● Task directions
Copy every line of the items below verbatim, keeping each line in its original order and form. Leave out the pictures.

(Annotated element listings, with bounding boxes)
···
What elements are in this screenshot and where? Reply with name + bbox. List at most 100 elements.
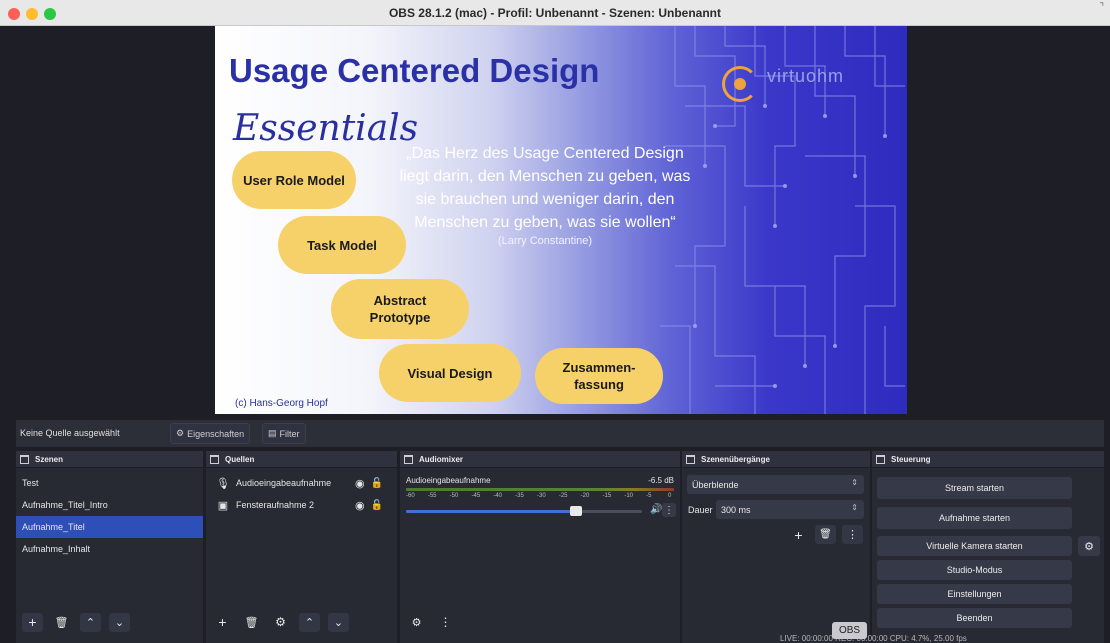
logo-dot-icon (734, 78, 746, 90)
gear-icon[interactable]: ⚙ (270, 613, 291, 632)
dock-window-icon (686, 454, 695, 464)
dock-window-icon (20, 454, 29, 464)
chevron-updown-icon: ⇕ (851, 478, 858, 487)
mixer-channel-name: Audioeingabeaufnahme (406, 476, 491, 485)
move-up-button[interactable]: ⌃ (80, 612, 101, 632)
resize-corner-icon: ⌝ (1099, 2, 1104, 13)
source-item-window[interactable]: ▣ Fensteraufnahme 2 ◉ 🔓 (206, 494, 397, 516)
transition-value: Überblende (692, 479, 739, 490)
scenes-title: Szenen (35, 454, 64, 464)
scene-item-aufnahme-titel-intro[interactable]: Aufnahme_Titel_Intro (16, 494, 203, 516)
lock-icon[interactable]: 🔓 (371, 478, 383, 489)
speaker-icon[interactable]: 🔊 (650, 504, 662, 515)
move-up-button[interactable]: ⌃ (299, 612, 320, 632)
sources-dock: Quellen 🎙 Audioeingabeaufnahme ◉ 🔓 ▣ Fen… (206, 451, 397, 643)
properties-button[interactable]: ⚙ Eigenschaften (170, 423, 251, 444)
exit-button[interactable]: Beenden (877, 608, 1072, 628)
gear-icon: ⚙ (176, 428, 185, 438)
quote-text: „Das Herz des Usage Centered Design lieg… (399, 145, 691, 231)
slide-subtitle: Essentials (233, 108, 419, 149)
properties-label: Eigenschaften (187, 428, 245, 439)
transitions-dock: Szenenübergänge Überblende ⇕ Dauer 300 m… (682, 451, 870, 643)
studio-mode-button[interactable]: Studio-Modus (877, 560, 1072, 580)
eye-icon[interactable]: ◉ (355, 477, 365, 490)
trash-icon[interactable]: 🗑 (51, 613, 72, 632)
preview-canvas[interactable]: Usage Centered Design Essentials virtuoh… (0, 26, 1110, 414)
meter-tick-label: 0 (668, 493, 672, 499)
add-transition-button[interactable]: + (788, 525, 809, 544)
controls-title: Steuerung (891, 454, 931, 464)
meter-tick-label: -5 (646, 493, 652, 499)
microphone-icon: 🎙 (216, 477, 230, 490)
eye-icon[interactable]: ◉ (355, 499, 365, 512)
pill-visual-design: Visual Design (379, 344, 521, 402)
source-item-audio[interactable]: 🎙 Audioeingabeaufnahme ◉ 🔓 (206, 472, 397, 494)
duration-label: Dauer (688, 505, 713, 515)
scene-item-aufnahme-inhalt[interactable]: Aufnahme_Inhalt (16, 538, 203, 560)
duration-input[interactable]: 300 ms ⇕ (716, 500, 864, 519)
scene-item-aufnahme-titel[interactable]: Aufnahme_Titel (16, 516, 203, 538)
trash-icon[interactable]: 🗑 (241, 613, 262, 632)
pill-abstract-prototype: Abstract Prototype (331, 279, 469, 339)
scenes-dock: Szenen Test Aufnahme_Titel_Intro Aufnahm… (16, 451, 203, 643)
trash-icon[interactable]: 🗑 (815, 525, 836, 544)
audiomixer-title: Audiomixer (419, 454, 464, 464)
move-down-button[interactable]: ⌄ (328, 612, 349, 632)
pill-user-role-model: User Role Model (232, 151, 356, 209)
filter-button[interactable]: ▤ Filter (262, 423, 306, 444)
advanced-audio-gear-icon[interactable]: ⚙ (406, 613, 427, 632)
meter-tick-label: -35 (515, 493, 524, 499)
meter-scale: -60 -55 -50 -45 -40 -35 -30 -25 -20 -15 -10 -5 0 (406, 493, 674, 502)
audiomixer-header: Audiomixer (400, 451, 680, 468)
volume-slider-fill (406, 510, 576, 513)
logo-text: virtuohm (767, 66, 845, 86)
meter-tick-label: -25 (558, 493, 568, 499)
controls-dock: Steuerung Stream starten Aufnahme starte… (872, 451, 1104, 643)
transitions-header: Szenenübergänge (682, 451, 870, 468)
meter-tick-label: -45 (471, 493, 481, 499)
gear-icon[interactable]: ⚙ (1078, 536, 1100, 556)
mixer-footer: ⚙ ⋮ (400, 611, 680, 633)
transition-buttons: + 🗑 ⋮ (788, 525, 863, 544)
record-start-button[interactable]: Aufnahme starten (877, 507, 1072, 529)
pill-zusammenfassung: Zusammen-fassung (535, 348, 663, 404)
volume-slider[interactable] (406, 506, 642, 516)
scene-item-test[interactable]: Test (16, 472, 203, 494)
filter-label: Filter (279, 428, 300, 439)
window-title: OBS 28.1.2 (mac) - Profil: Unbenannt - S… (388, 6, 722, 20)
filter-icon: ▤ (268, 428, 277, 438)
add-source-button[interactable]: + (212, 613, 233, 632)
meter-tick-label: -30 (537, 493, 546, 499)
transition-select[interactable]: Überblende ⇕ (687, 475, 864, 494)
duration-value: 300 ms (721, 504, 751, 515)
meter-tick-label: -55 (427, 493, 437, 499)
meter-tick-label: -20 (580, 493, 590, 499)
window-icon: ▣ (217, 499, 229, 512)
dock-window-icon (210, 454, 219, 464)
volume-meter (406, 488, 674, 491)
add-scene-button[interactable]: + (22, 612, 43, 632)
mixer-menu-button[interactable]: ⋮ (662, 503, 676, 517)
slide-quote: „Das Herz des Usage Centered Design lieg… (395, 142, 695, 248)
volume-slider-knob[interactable] (569, 506, 582, 516)
lock-icon[interactable]: 🔓 (371, 500, 383, 511)
transitions-title: Szenenübergänge (701, 454, 770, 464)
no-source-label: Keine Quelle ausgewählt (20, 428, 120, 438)
slide-copyright: (c) Hans-Georg Hopf (235, 398, 328, 409)
transition-more-button[interactable]: ⋮ (842, 525, 863, 544)
meter-tick-label: -40 (493, 493, 502, 499)
settings-button[interactable]: Einstellungen (877, 584, 1072, 604)
meter-tick-label: -15 (602, 493, 612, 499)
virtual-camera-button[interactable]: Virtuelle Kamera starten (877, 536, 1072, 556)
meter-tick-label: -60 (406, 493, 415, 499)
controls-header: Steuerung (872, 451, 1104, 468)
stream-start-button[interactable]: Stream starten (877, 477, 1072, 499)
status-line: LIVE: 00:00:00 REC: 00:00:00 CPU: 4.7%, … (780, 634, 967, 643)
audiomixer-dock: Audiomixer Audioeingabeaufnahme -6.5 dB … (400, 451, 680, 643)
stepper-icon[interactable]: ⇕ (851, 503, 858, 512)
mixer-more-button[interactable]: ⋮ (435, 613, 456, 632)
meter-tick-label: -50 (449, 493, 459, 499)
dock-window-icon (404, 454, 413, 464)
move-down-button[interactable]: ⌄ (109, 612, 130, 632)
dock-window-icon (876, 454, 885, 464)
···
● Answer to the exercise
What elements are in this screenshot and where? Reply with name + bbox. List at most 100 elements.
logo-dot-icon (734, 78, 746, 90)
gear-icon[interactable]: ⚙ (270, 613, 291, 632)
dock-window-icon (686, 454, 695, 464)
dock-window-icon (20, 454, 29, 464)
chevron-updown-icon: ⇕ (851, 478, 858, 487)
mixer-channel-name: Audioeingabeaufnahme (406, 476, 491, 485)
move-up-button[interactable]: ⌃ (80, 612, 101, 632)
resize-corner-icon: ⌝ (1099, 2, 1104, 13)
source-item-window[interactable]: ▣ Fensteraufnahme 2 ◉ 🔓 (206, 494, 397, 516)
transition-value: Überblende (692, 479, 739, 490)
scenes-title: Szenen (35, 454, 64, 464)
scene-item-aufnahme-titel-intro[interactable]: Aufnahme_Titel_Intro (16, 494, 203, 516)
lock-icon[interactable]: 🔓 (371, 478, 383, 489)
speaker-icon[interactable]: 🔊 (650, 504, 662, 515)
move-up-button[interactable]: ⌃ (299, 612, 320, 632)
sources-dock: Quellen 🎙 Audioeingabeaufnahme ◉ 🔓 ▣ Fen… (206, 451, 397, 643)
properties-button[interactable]: ⚙ Eigenschaften (170, 423, 251, 444)
exit-button[interactable]: Beenden (877, 608, 1072, 628)
gear-icon: ⚙ (176, 428, 185, 438)
quote-text: „Das Herz des Usage Centered Design lieg… (399, 145, 691, 231)
slide-subtitle: Essentials (233, 108, 419, 149)
properties-label: Eigenschaften (187, 428, 245, 439)
transitions-dock: Szenenübergänge Überblende ⇕ Dauer 300 m… (682, 451, 870, 643)
studio-mode-button[interactable]: Studio-Modus (877, 560, 1072, 580)
eye-icon[interactable]: ◉ (355, 477, 365, 490)
trash-icon[interactable]: 🗑 (51, 613, 72, 632)
preview-canvas[interactable]: Usage Centered Design Essentials virtuoh… (0, 26, 1110, 414)
meter-tick-label: 0 (668, 493, 672, 499)
add-transition-button[interactable]: + (788, 525, 809, 544)
controls-title: Steuerung (891, 454, 931, 464)
meter-tick-label: -5 (646, 493, 652, 499)
microphone-icon: 🎙 (216, 477, 230, 490)
eye-icon[interactable]: ◉ (355, 499, 365, 512)
pill-visual-design: Visual Design (379, 344, 521, 402)
source-item-audio[interactable]: 🎙 Audioeingabeaufnahme ◉ 🔓 (206, 472, 397, 494)
duration-label: Dauer (688, 505, 713, 515)
scene-item-aufnahme-inhalt[interactable]: Aufnahme_Inhalt (16, 538, 203, 560)
duration-input[interactable]: 300 ms ⇕ (716, 500, 864, 519)
scene-item-aufnahme-titel[interactable]: Aufnahme_Titel (16, 516, 203, 538)
trash-icon[interactable]: 🗑 (241, 613, 262, 632)
pill-abstract-prototype: Abstract Prototype (331, 279, 469, 339)
scenes-dock: Szenen Test Aufnahme_Titel_Intro Aufnahm… (16, 451, 203, 643)
trash-icon[interactable]: 🗑 (815, 525, 836, 544)
audiomixer-title: Audiomixer (419, 454, 464, 464)
move-down-button[interactable]: ⌄ (328, 612, 349, 632)
pill-user-role-model: User Role Model (232, 151, 356, 209)
filter-button[interactable]: ▤ Filter (262, 423, 306, 444)
advanced-audio-gear-icon[interactable]: ⚙ (406, 613, 427, 632)
meter-tick-label: -35 (515, 493, 524, 499)
meter-scale: -60 -55 -50 -45 -40 -35 -30 -25 -20 -15 -10 -5 0 (406, 493, 674, 502)
audiomixer-header: Audiomixer (400, 451, 680, 468)
volume-slider-fill (406, 510, 576, 513)
logo-text: virtuohm (767, 66, 845, 86)
meter-tick-label: -25 (558, 493, 568, 499)
controls-dock: Steuerung Stream starten Aufnahme starte… (872, 451, 1104, 643)
transitions-header: Szenenübergänge (682, 451, 870, 468)
meter-tick-label: -45 (471, 493, 481, 499)
gear-icon[interactable]: ⚙ (1078, 536, 1100, 556)
mixer-footer: ⚙ ⋮ (400, 611, 680, 633)
transition-buttons: + 🗑 ⋮ (788, 525, 863, 544)
record-start-button[interactable]: Aufnahme starten (877, 507, 1072, 529)
pill-zusammenfassung: Zusammen-fassung (535, 348, 663, 404)
volume-slider[interactable] (406, 506, 642, 516)
scene-item-test[interactable]: Test (16, 472, 203, 494)
filter-label: Filter (279, 428, 300, 439)
window-title: OBS 28.1.2 (mac) - Profil: Unbenannt - S… (388, 6, 722, 20)
filter-icon: ▤ (268, 428, 277, 438)
add-source-button[interactable]: + (212, 613, 233, 632)
meter-tick-label: -30 (537, 493, 546, 499)
transition-select[interactable]: Überblende ⇕ (687, 475, 864, 494)
duration-value: 300 ms (721, 504, 751, 515)
meter-tick-label: -55 (427, 493, 437, 499)
meter-tick-label: -20 (580, 493, 590, 499)
window-icon: ▣ (217, 499, 229, 512)
dock-window-icon (210, 454, 219, 464)
volume-meter (406, 488, 674, 491)
add-scene-button[interactable]: + (22, 612, 43, 632)
mixer-menu-button[interactable]: ⋮ (662, 503, 676, 517)
slide-quote: „Das Herz des Usage Centered Design lieg… (395, 142, 695, 248)
volume-slider-knob[interactable] (569, 506, 582, 516)
lock-icon[interactable]: 🔓 (371, 500, 383, 511)
transitions-title: Szenenübergänge (701, 454, 770, 464)
no-source-label: Keine Quelle ausgewählt (20, 428, 120, 438)
slide-copyright: (c) Hans-Georg Hopf (235, 398, 328, 409)
transition-more-button[interactable]: ⋮ (842, 525, 863, 544)
meter-tick-label: -40 (493, 493, 502, 499)
settings-button[interactable]: Einstellungen (877, 584, 1072, 604)
meter-tick-label: -15 (602, 493, 612, 499)
virtual-camera-button[interactable]: Virtuelle Kamera starten (877, 536, 1072, 556)
meter-tick-label: -60 (406, 493, 415, 499)
controls-header: Steuerung (872, 451, 1104, 468)
stream-start-button[interactable]: Stream starten (877, 477, 1072, 499)
status-line: LIVE: 00:00:00 REC: 00:00:00 CPU: 4.7%, … (780, 634, 967, 643)
audiomixer-dock: Audiomixer Audioeingabeaufnahme -6.5 dB … (400, 451, 680, 643)
stepper-icon[interactable]: ⇕ (851, 503, 858, 512)
mixer-more-button[interactable]: ⋮ (435, 613, 456, 632)
meter-tick-label: -50 (449, 493, 459, 499)
dock-window-icon (404, 454, 413, 464)
move-down-button[interactable]: ⌄ (109, 612, 130, 632)
dock-window-icon (876, 454, 885, 464)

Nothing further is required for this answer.